* [TO BE DONE]
1 – According to the text on Premier League finances, what points toward a leveling of the playing field? Answer in one to three sentences.
2 – Answer these questions from the text on Premier League finances:
(a) In what year did Abramovich arrive at Chelsea?
(b) How many major trophies has Abramovich's investment brought Chelsea?
(c) Roughly how much has Sheikh Mansour's spending at Manchester City cost?
3 – Continue the text on Premier League finances from its last sentence.

The financial landscape in the English Premier League is shifting. In recent years the competition has been transformed by the unparalleled spending of multi-billionaire owners, chiefly Russian oligarch Roman Abramovich at Chelsea and member of Abu Dhabi’s ruling family Sheikh Mansour al-Nahyan at Manchester City. But the revelation that one of the league’s traditional, much more modestly run powers, Arsenal, now has a higher wage bill than Chelsea's, as reported by the Telegraph, further points toward a leveling of the playing field.
Since flying into Chelsea in 2003, Abramovich has spent in excess of £2 billion ($3.3 billion) on improving the club both on and off the pitch. For his investment Abramovich has garnered 11 major trophies -- more than the total of their previous 98 years of existence -- including three Premier League titles and, most pleasingly to the owner, the Champions League in 2012. Five years after Abramovich changed the face of English soccer, Sheikh Mansour upped the ante. Making an immediate impact when taking over a club known primarily for its propensity to shoot itself in the foot, his massive wave of spending led to a first major trophy in 35 years and made them Premier League champions in two of the last three seasons, at a cost of around £1.2 billion ($2 billion).

* [DATASET CONTENT]

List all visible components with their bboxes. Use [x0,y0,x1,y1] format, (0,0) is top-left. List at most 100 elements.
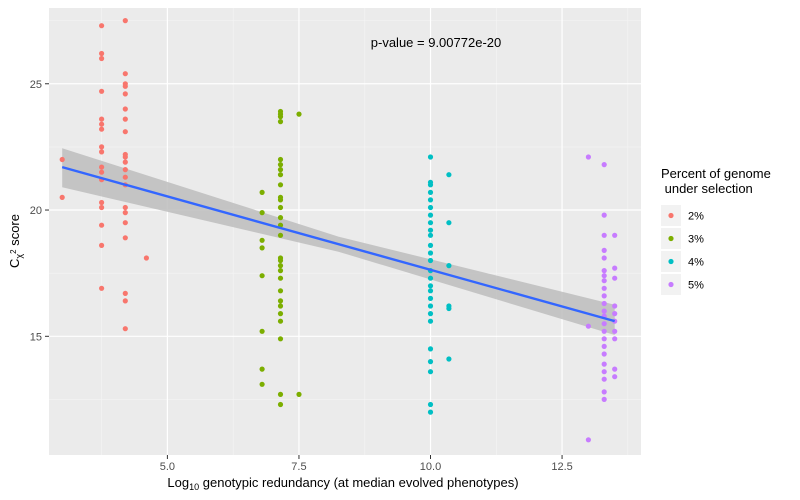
data-point [277,162,284,168]
data-point [277,391,284,397]
data-point [427,232,434,238]
data-point [601,285,607,291]
data-point [277,288,284,294]
data-point [277,298,284,304]
data-point [427,295,434,301]
regression-line [61,165,616,323]
data-point [259,210,265,216]
data-point [122,116,128,122]
data-point [601,255,607,261]
data-point [277,204,284,211]
data-point [601,343,607,349]
data-point [612,265,618,271]
data-point [122,18,128,24]
data-point [612,232,618,238]
x-axis-label: Log10 genotypic redundancy (at median ev… [167,475,518,492]
data-point [601,376,607,382]
data-point [427,359,434,365]
data-point [122,167,128,173]
axis-ticks: 5.0 7.5 10.0 12.5 15 20 25 [30,79,573,473]
data-point [277,336,284,342]
data-point [99,121,105,127]
data-point [427,288,434,294]
data-point [122,220,128,226]
regression-line-path [61,165,616,323]
data-point [296,111,302,117]
data-point [277,255,284,261]
data-point [99,116,105,122]
data-point [601,278,607,284]
data-point [446,263,452,269]
data-point [601,336,607,342]
data-point [427,189,434,195]
data-point [601,293,607,299]
x-tick-label: 5.0 [160,461,175,473]
data-point [122,210,128,216]
data-point [601,273,607,279]
data-point [601,212,607,218]
data-point [99,23,105,29]
y-axis-label: Cχ2 score [7,214,24,268]
confidence-band [62,148,615,335]
data-point [259,237,265,243]
data-point [259,245,265,251]
data-point [122,204,128,211]
data-point [601,232,607,238]
data-point [601,369,607,375]
y-tick-label: 25 [30,79,42,91]
data-point [427,303,434,309]
data-point [277,318,284,324]
data-point [612,275,618,281]
data-point [601,321,607,327]
x-tick-label: 10.0 [420,461,441,473]
grid-minor [49,8,641,455]
plot-panel [49,8,641,455]
legend-key-marker [668,235,674,242]
legend-label: 2% [688,211,704,223]
data-point [427,311,434,317]
data-point [99,164,105,170]
data-point [143,255,149,261]
data-point [277,156,284,163]
data-point [601,328,607,334]
data-point [427,179,434,185]
data-point [601,351,607,357]
data-point [446,220,452,226]
data-point [99,199,105,206]
data-point [122,159,128,165]
data-point [612,374,618,380]
legend-key-marker [668,212,674,219]
data-point [277,194,284,200]
data-point [446,356,452,362]
data-point [277,268,284,274]
data-point [277,401,284,408]
data-point [277,108,284,115]
p-value-annotation: p-value = 9.00772e-20 [371,35,501,50]
legend-key-marker [668,281,674,288]
data-point [585,154,592,160]
data-point [122,326,128,332]
data-point [122,71,128,77]
data-point [277,263,284,269]
data-point [612,311,618,317]
data-point [427,257,434,264]
data-point [427,212,434,218]
data-point [427,197,434,203]
data-point [601,308,607,314]
y-tick-label: 20 [30,205,42,217]
data-point [99,126,105,132]
data-point [277,275,284,281]
y-tick-label: 15 [30,331,42,343]
data-point [122,81,128,87]
data-point [122,106,128,112]
data-point [277,119,284,125]
data-point [585,437,592,443]
data-point [277,303,284,309]
data-point [59,156,65,163]
data-point [122,129,128,135]
data-point [99,242,105,248]
data-point [259,273,265,279]
data-point [427,275,434,281]
data-point [99,169,105,175]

* [RESPONSES]
1 – Arsenal, one of the league's traditional and much more modestly run powers, now has a higher wage bill than Chelsea, as reported by the Telegraph. Chelsea's owner is one of the multi-billionaires whose spending transformed the competition, so this revelation points further toward a more level field.

2 –
(a) 2003
(b) 11
(c) Around £1.2 billion ($2 billion)

3 –
Abramovich’s first season was marked by Chelsea’s rival across London, Arsenal, becoming only the second team in history to win England’s top division without losing a game. That they have not won the title since is no coincidence. Suddenly Arsenal were struggling to compete to sign the elite players, while, even more worrying, having their best players poached by the nouveau riches. The loss of defensive star Ashley Cole to Chelsea in 2006 and then a string of talent leaving Arsenal for Manchester City -- including French-born players Samir Nasri and Gael Clichy -- only emphasized that Arsenal, one of the great names of English soccer, couldn't compete financially or on the field. A move to a new stadium at Ashburton Grove in 2006 only exacerbated its struggles, as repayments on the stadium further curtailed its spending.
The club regularly stressed the need to spend within its means, while famed manager Arsène Wenger lambasted the “financial doping” of its newly flush rivals. Still, fans, more concerned with wins than spreadsheets, grew frustrated. After seven trophies in the previous 80 years, nine years went by without further silverware. But Arsenal’s lifting of the FA Cup in May to finally end that drought signals change.
As Arsenal’s finances improved, thanks to the repayments on their stadium decreasing coupled with increasing revenue from commercial deals -- such as a new kit agreement with Puma -- and from the Premier League’s new television deal, the club now has significant money to spend again. In 2013, it almost tripled its previous record transfer fee by bringing in German superstar Mesut Özil from Real Madrid for £42.5 million ($69.4 million). As well as crucially now avoiding losing its best players, this summer a further outlay of around £75 million ($123 million) followed.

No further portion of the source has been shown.